> DIRECTIONS FOR THIS TASK
Gather from the listing below each line that includes the word "Linh", and copy it.

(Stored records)
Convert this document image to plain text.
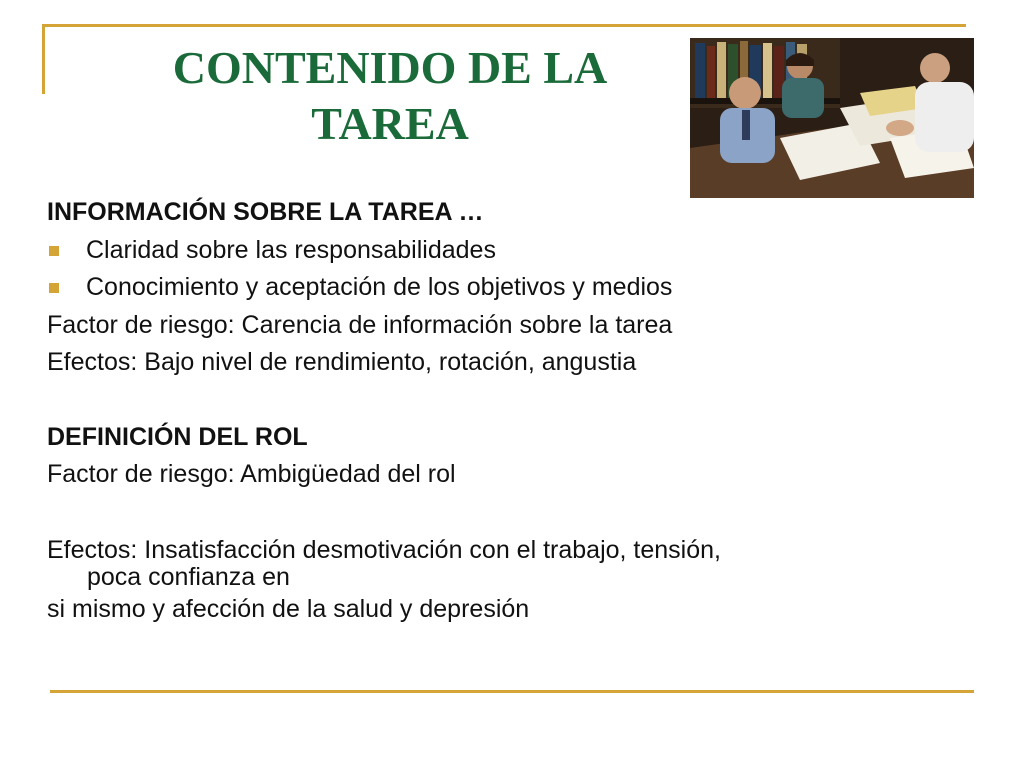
CONTENIDO DE LA
TAREA
INFORMACIÓN SOBRE LA TAREA …
Claridad sobre las responsabilidades
Conocimiento y aceptación de los objetivos y medios
Factor de riesgo: Carencia de información sobre la tarea
Efectos: Bajo nivel de rendimiento, rotación, angustia
DEFINICIÓN DEL ROL
Factor de riesgo: Ambigüedad del rol
Efectos: Insatisfacción desmotivación con el trabajo, tensión,
poca confianza en
si mismo y afección de la salud y depresión
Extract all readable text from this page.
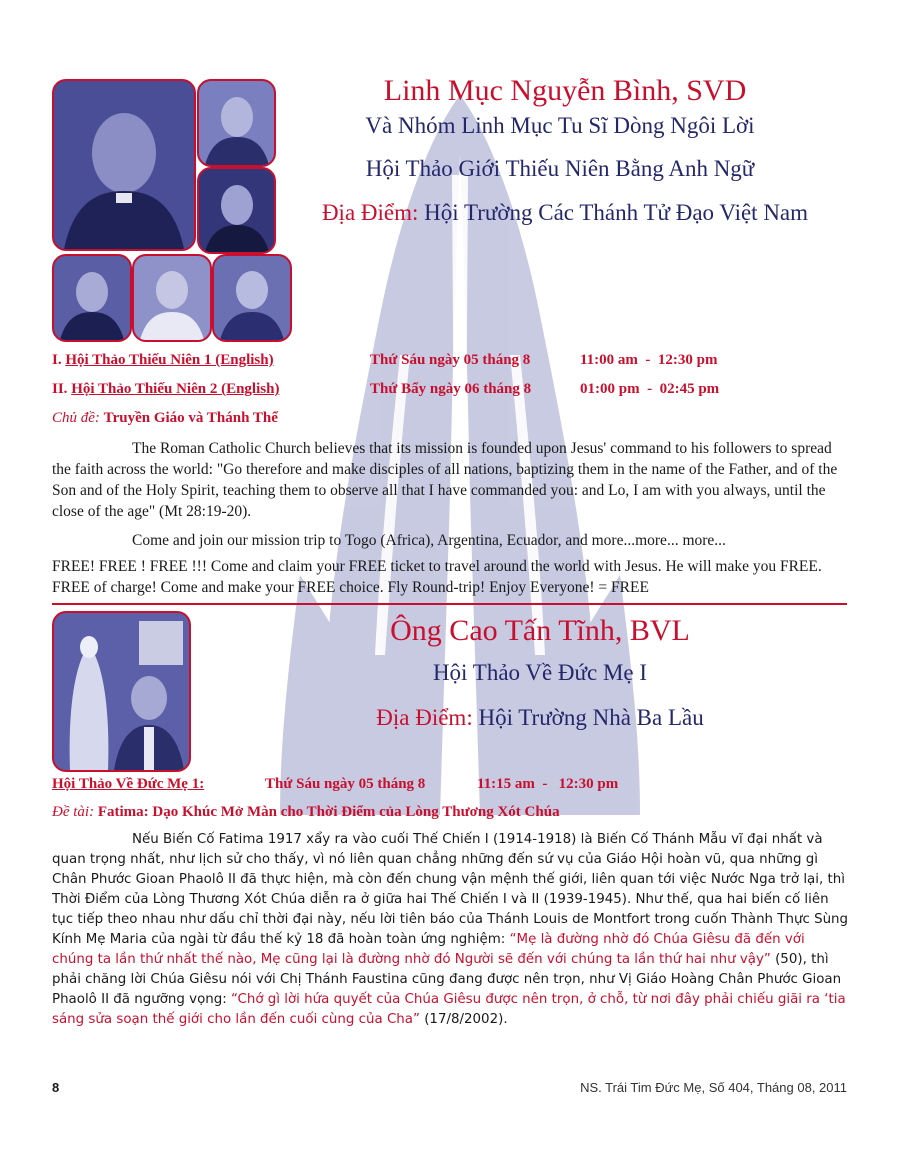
Linh Mục Nguyễn Bình, SVD
Và Nhóm Linh Mục Tu Sĩ Dòng Ngôi Lời
Hội Thảo Giới Thiếu Niên Bằng Anh Ngữ
Địa Điểm: Hội Trường Các Thánh Tử Đạo Việt Nam
I. Hội Thảo Thiếu Niên 1 (English)	Thứ Sáu ngày 05 tháng 8	11:00 am  -  12:30 pm
II. Hội Thảo Thiếu Niên 2 (English)	Thứ Bẩy ngày 06 tháng 8	01:00 pm  -  02:45 pm
Chủ đề: Truyền Giáo và Thánh Thể
The Roman Catholic Church believes that its mission is founded upon Jesus' command to his followers to spread the faith across the world: "Go therefore and make disciples of all nations, baptizing them in the name of the Father, and of the Son and of the Holy Spirit, teaching them to observe all that I have commanded you: and Lo, I am with you always, until the close of the age" (Mt 28:19-20).
Come and join our mission trip to Togo (Africa), Argentina, Ecuador, and more...more... more...
FREE! FREE ! FREE !!! Come and claim your FREE ticket to travel around the world with Jesus. He will make you FREE. FREE of charge! Come and make your FREE choice. Fly Round-trip! Enjoy Everyone! = FREE
Ông Cao Tấn Tĩnh, BVL
Hội Thảo Về Đức Mẹ I
Địa Điểm: Hội Trường Nhà Ba Lầu
Hội Thảo Về Đức Mẹ 1:	Thứ Sáu ngày 05 tháng 8	11:15 am  -   12:30 pm
Đề tài: Fatima: Dạo Khúc Mở Màn cho Thời Điểm của Lòng Thương Xót Chúa
Nếu Biến Cố Fatima 1917 xẩy ra vào cuối Thế Chiến I (1914-1918) là Biến Cố Thánh Mẫu vĩ đại nhất và quan trọng nhất, như lịch sử cho thấy, vì nó liên quan chẳng những đến sứ vụ của Giáo Hội hoàn vũ, qua những gì Chân Phước Gioan Phaolô II đã thực hiện, mà còn đến chung vận mệnh thế giới, liên quan tới việc Nước Nga trở lại, thì Thời Điểm của Lòng Thương Xót Chúa diễn ra ở giữa hai Thế Chiến I và II (1939-1945). Như thế, qua hai biến cố liên tục tiếp theo nhau như dấu chỉ thời đại này, nếu lời tiên báo của Thánh Louis de Montfort trong cuốn Thành Thực Sùng Kính Mẹ Maria của ngài từ đầu thế kỷ 18 đã hoàn toàn ứng nghiệm: “Mẹ là đường nhờ đó Chúa Giêsu đã đến với chúng ta lần thứ nhất thế nào, Mẹ cũng lại là đường nhờ đó Người sẽ đến với chúng ta lần thứ hai như vậy” (50), thì phải chăng lời Chúa Giêsu nói với Chị Thánh Faustina cũng đang được nên trọn, như Vị Giáo Hoàng Chân Phước Gioan Phaolô II đã ngưỡng vọng: “Chớ gì lời hứa quyết của Chúa Giêsu được nên trọn, ở chỗ, từ nơi đây phải chiếu giãi ra ‘tia sáng sửa soạn thế giới cho lần đến cuối cùng của Cha” (17/8/2002).
8	NS. Trái Tim Đức Mẹ, Số 404, Tháng 08, 2011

> TASK RESULT
Linh Mục Nguyễn Bình, SVD
Và Nhóm Linh Mục Tu Sĩ Dòng Ngôi Lời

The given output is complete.